Start at the first record below and retype through the last, exactly.
(SOURCE RECORDS begins)
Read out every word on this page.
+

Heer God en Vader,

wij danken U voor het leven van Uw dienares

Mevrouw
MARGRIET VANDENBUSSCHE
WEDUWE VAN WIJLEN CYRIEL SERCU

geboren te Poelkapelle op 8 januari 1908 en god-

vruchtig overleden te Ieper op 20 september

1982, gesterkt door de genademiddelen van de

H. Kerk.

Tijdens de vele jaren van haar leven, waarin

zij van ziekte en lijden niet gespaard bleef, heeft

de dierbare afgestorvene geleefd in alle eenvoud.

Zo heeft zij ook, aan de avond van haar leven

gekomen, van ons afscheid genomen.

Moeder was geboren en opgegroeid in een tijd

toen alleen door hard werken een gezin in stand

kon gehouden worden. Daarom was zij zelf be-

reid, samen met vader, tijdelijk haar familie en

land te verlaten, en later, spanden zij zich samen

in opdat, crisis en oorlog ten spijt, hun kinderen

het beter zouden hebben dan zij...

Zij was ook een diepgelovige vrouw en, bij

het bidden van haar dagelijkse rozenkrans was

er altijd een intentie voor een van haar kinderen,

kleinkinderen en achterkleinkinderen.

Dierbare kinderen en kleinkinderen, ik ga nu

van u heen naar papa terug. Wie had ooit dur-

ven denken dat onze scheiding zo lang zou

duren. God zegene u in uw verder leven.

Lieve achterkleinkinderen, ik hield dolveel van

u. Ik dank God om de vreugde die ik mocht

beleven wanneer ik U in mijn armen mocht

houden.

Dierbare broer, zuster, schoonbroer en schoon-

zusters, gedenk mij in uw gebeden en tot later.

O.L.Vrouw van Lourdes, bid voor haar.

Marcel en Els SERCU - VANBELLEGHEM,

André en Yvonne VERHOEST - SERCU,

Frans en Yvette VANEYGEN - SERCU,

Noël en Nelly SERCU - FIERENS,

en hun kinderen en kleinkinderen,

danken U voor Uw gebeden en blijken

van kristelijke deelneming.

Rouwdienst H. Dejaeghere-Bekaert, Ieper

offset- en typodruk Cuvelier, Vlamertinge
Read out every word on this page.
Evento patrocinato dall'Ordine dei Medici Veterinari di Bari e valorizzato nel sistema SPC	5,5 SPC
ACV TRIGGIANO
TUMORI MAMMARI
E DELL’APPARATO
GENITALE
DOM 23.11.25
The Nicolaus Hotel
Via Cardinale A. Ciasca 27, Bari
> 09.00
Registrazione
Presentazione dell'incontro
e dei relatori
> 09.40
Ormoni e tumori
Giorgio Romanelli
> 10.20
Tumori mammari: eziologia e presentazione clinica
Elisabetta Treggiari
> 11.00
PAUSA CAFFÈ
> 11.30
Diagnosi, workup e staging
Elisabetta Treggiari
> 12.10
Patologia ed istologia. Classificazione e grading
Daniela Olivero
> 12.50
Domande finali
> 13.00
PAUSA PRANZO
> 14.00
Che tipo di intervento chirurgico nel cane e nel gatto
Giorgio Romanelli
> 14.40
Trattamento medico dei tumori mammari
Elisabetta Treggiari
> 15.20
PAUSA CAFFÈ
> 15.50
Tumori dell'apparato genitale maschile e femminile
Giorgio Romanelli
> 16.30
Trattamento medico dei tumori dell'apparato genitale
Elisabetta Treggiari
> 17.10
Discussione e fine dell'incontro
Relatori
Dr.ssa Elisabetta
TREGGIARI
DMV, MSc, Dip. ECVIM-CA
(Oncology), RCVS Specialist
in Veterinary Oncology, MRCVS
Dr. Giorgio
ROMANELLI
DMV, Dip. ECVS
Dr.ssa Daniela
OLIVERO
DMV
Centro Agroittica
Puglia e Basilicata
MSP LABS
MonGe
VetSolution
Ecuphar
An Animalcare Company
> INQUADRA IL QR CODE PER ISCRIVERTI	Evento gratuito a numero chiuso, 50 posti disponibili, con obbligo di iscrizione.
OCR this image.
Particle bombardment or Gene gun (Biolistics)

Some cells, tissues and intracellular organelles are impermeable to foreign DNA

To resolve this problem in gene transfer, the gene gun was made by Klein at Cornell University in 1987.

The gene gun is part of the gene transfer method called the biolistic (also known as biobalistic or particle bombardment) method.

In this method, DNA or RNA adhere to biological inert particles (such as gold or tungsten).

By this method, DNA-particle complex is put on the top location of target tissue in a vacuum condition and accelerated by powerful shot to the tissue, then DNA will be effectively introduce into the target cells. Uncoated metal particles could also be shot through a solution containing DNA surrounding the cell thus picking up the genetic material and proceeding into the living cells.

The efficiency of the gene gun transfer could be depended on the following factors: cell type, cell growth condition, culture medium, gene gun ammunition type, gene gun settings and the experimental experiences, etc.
(SOURCE RECORDS ends)
• RESULT:
Read out every word on this page.
+

Heer God en Vader,

wij danken U voor het leven van Uw dienares

Mevrouw
MARGRIET VANDENBUSSCHE
WEDUWE VAN WIJLEN CYRIEL SERCU

geboren te Poelkapelle op 8 januari 1908 en god-

vruchtig overleden te Ieper op 20 september

1982, gesterkt door de genademiddelen van de

H. Kerk.

Tijdens de vele jaren van haar leven, waarin

zij van ziekte en lijden niet gespaard bleef, heeft

de dierbare afgestorvene geleefd in alle eenvoud.

Zo heeft zij ook, aan de avond van haar leven

gekomen, van ons afscheid genomen.

Moeder was geboren en opgegroeid in een tijd

toen alleen door hard werken een gezin in stand

kon gehouden worden. Daarom was zij zelf be-

reid, samen met vader, tijdelijk haar familie en

land te verlaten, en later, spanden zij zich samen

in opdat, crisis en oorlog ten spijt, hun kinderen

het beter zouden hebben dan zij...

Zij was ook een diepgelovige vrouw en, bij

het bidden van haar dagelijkse rozenkrans was

er altijd een intentie voor een van haar kinderen,

kleinkinderen en achterkleinkinderen.

Dierbare kinderen en kleinkinderen, ik ga nu

van u heen naar papa terug. Wie had ooit dur-

ven denken dat onze scheiding zo lang zou

duren. God zegene u in uw verder leven.

Lieve achterkleinkinderen, ik hield dolveel van

u. Ik dank God om de vreugde die ik mocht

beleven wanneer ik U in mijn armen mocht

houden.

Dierbare broer, zuster, schoonbroer en schoon-

zusters, gedenk mij in uw gebeden en tot later.

O.L.Vrouw van Lourdes, bid voor haar.

Marcel en Els SERCU - VANBELLEGHEM,

André en Yvonne VERHOEST - SERCU,

Frans en Yvette VANEYGEN - SERCU,

Noël en Nelly SERCU - FIERENS,

en hun kinderen en kleinkinderen,

danken U voor Uw gebeden en blijken

van kristelijke deelneming.

Rouwdienst H. Dejaeghere-Bekaert, Ieper

offset- en typodruk Cuvelier, Vlamertinge
Read out every word on this page.
Evento patrocinato dall'Ordine dei Medici Veterinari di Bari e valorizzato nel sistema SPC	5,5 SPC
ACV TRIGGIANO
TUMORI MAMMARI
E DELL’APPARATO
GENITALE
DOM 23.11.25
The Nicolaus Hotel
Via Cardinale A. Ciasca 27, Bari
> 09.00
Registrazione
Presentazione dell'incontro
e dei relatori
> 09.40
Ormoni e tumori
Giorgio Romanelli
> 10.20
Tumori mammari: eziologia e presentazione clinica
Elisabetta Treggiari
> 11.00
PAUSA CAFFÈ
> 11.30
Diagnosi, workup e staging
Elisabetta Treggiari
> 12.10
Patologia ed istologia. Classificazione e grading
Daniela Olivero
> 12.50
Domande finali
> 13.00
PAUSA PRANZO
> 14.00
Che tipo di intervento chirurgico nel cane e nel gatto
Giorgio Romanelli
> 14.40
Trattamento medico dei tumori mammari
Elisabetta Treggiari
> 15.20
PAUSA CAFFÈ
> 15.50
Tumori dell'apparato genitale maschile e femminile
Giorgio Romanelli
> 16.30
Trattamento medico dei tumori dell'apparato genitale
Elisabetta Treggiari
> 17.10
Discussione e fine dell'incontro
Relatori
Dr.ssa Elisabetta
TREGGIARI
DMV, MSc, Dip. ECVIM-CA
(Oncology), RCVS Specialist
in Veterinary Oncology, MRCVS
Dr. Giorgio
ROMANELLI
DMV, Dip. ECVS
Dr.ssa Daniela
OLIVERO
DMV
Centro Agroittica
Puglia e Basilicata
MSP LABS
MonGe
VetSolution
Ecuphar
An Animalcare Company
> INQUADRA IL QR CODE PER ISCRIVERTI	Evento gratuito a numero chiuso, 50 posti disponibili, con obbligo di iscrizione.
OCR this image.
Particle bombardment or Gene gun (Biolistics)

Some cells, tissues and intracellular organelles are impermeable to foreign DNA

To resolve this problem in gene transfer, the gene gun was made by Klein at Cornell University in 1987.

The gene gun is part of the gene transfer method called the biolistic (also known as biobalistic or particle bombardment) method.

In this method, DNA or RNA adhere to biological inert particles (such as gold or tungsten).

By this method, DNA-particle complex is put on the top location of target tissue in a vacuum condition and accelerated by powerful shot to the tissue, then DNA will be effectively introduce into the target cells. Uncoated metal particles could also be shot through a solution containing DNA surrounding the cell thus picking up the genetic material and proceeding into the living cells.

The efficiency of the gene gun transfer could be depended on the following factors: cell type, cell growth condition, culture medium, gene gun ammunition type, gene gun settings and the experimental experiences, etc.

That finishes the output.